━━━━━ AVAILABLE RECORDS

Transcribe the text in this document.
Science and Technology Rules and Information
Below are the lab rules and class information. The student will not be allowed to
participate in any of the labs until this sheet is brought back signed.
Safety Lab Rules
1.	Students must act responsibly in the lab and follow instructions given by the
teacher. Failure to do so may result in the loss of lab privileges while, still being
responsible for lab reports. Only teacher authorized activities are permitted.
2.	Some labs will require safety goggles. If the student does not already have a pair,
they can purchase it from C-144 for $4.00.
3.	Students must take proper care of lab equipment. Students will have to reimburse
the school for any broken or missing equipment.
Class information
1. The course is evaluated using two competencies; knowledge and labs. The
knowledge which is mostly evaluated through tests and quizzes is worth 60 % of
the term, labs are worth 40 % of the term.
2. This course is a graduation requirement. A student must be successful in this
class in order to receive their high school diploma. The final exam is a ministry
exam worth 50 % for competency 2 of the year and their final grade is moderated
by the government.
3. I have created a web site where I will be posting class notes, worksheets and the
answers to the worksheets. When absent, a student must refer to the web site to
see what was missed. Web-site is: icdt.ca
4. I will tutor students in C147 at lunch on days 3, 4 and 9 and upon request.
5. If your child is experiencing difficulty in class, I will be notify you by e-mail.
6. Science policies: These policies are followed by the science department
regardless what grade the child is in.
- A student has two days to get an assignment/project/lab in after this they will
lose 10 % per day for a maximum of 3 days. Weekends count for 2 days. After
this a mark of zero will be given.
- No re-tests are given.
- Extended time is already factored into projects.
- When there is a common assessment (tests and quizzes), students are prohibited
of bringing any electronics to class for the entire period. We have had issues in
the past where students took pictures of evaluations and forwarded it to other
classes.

━━━━━━━━━━

§ **STATED EXERCISE**
Set all of the entries down again, exactly as they were given.

§ **RIGHT ANSWER**
Transcribe the text in this document.
Science and Technology Rules and Information
Below are the lab rules and class information. The student will not be allowed to
participate in any of the labs until this sheet is brought back signed.
Safety Lab Rules
1.	Students must act responsibly in the lab and follow instructions given by the
teacher. Failure to do so may result in the loss of lab privileges while, still being
responsible for lab reports. Only teacher authorized activities are permitted.
2.	Some labs will require safety goggles. If the student does not already have a pair,
they can purchase it from C-144 for $4.00.
3.	Students must take proper care of lab equipment. Students will have to reimburse
the school for any broken or missing equipment.
Class information
1. The course is evaluated using two competencies; knowledge and labs. The
knowledge which is mostly evaluated through tests and quizzes is worth 60 % of
the term, labs are worth 40 % of the term.
2. This course is a graduation requirement. A student must be successful in this
class in order to receive their high school diploma. The final exam is a ministry
exam worth 50 % for competency 2 of the year and their final grade is moderated
by the government.
3. I have created a web site where I will be posting class notes, worksheets and the
answers to the worksheets. When absent, a student must refer to the web site to
see what was missed. Web-site is: icdt.ca
4. I will tutor students in C147 at lunch on days 3, 4 and 9 and upon request.
5. If your child is experiencing difficulty in class, I will be notify you by e-mail.
6. Science policies: These policies are followed by the science department
regardless what grade the child is in.
- A student has two days to get an assignment/project/lab in after this they will
lose 10 % per day for a maximum of 3 days. Weekends count for 2 days. After
this a mark of zero will be given.
- No re-tests are given.
- Extended time is already factored into projects.
- When there is a common assessment (tests and quizzes), students are prohibited
of bringing any electronics to class for the entire period. We have had issues in
the past where students took pictures of evaluations and forwarded it to other
classes.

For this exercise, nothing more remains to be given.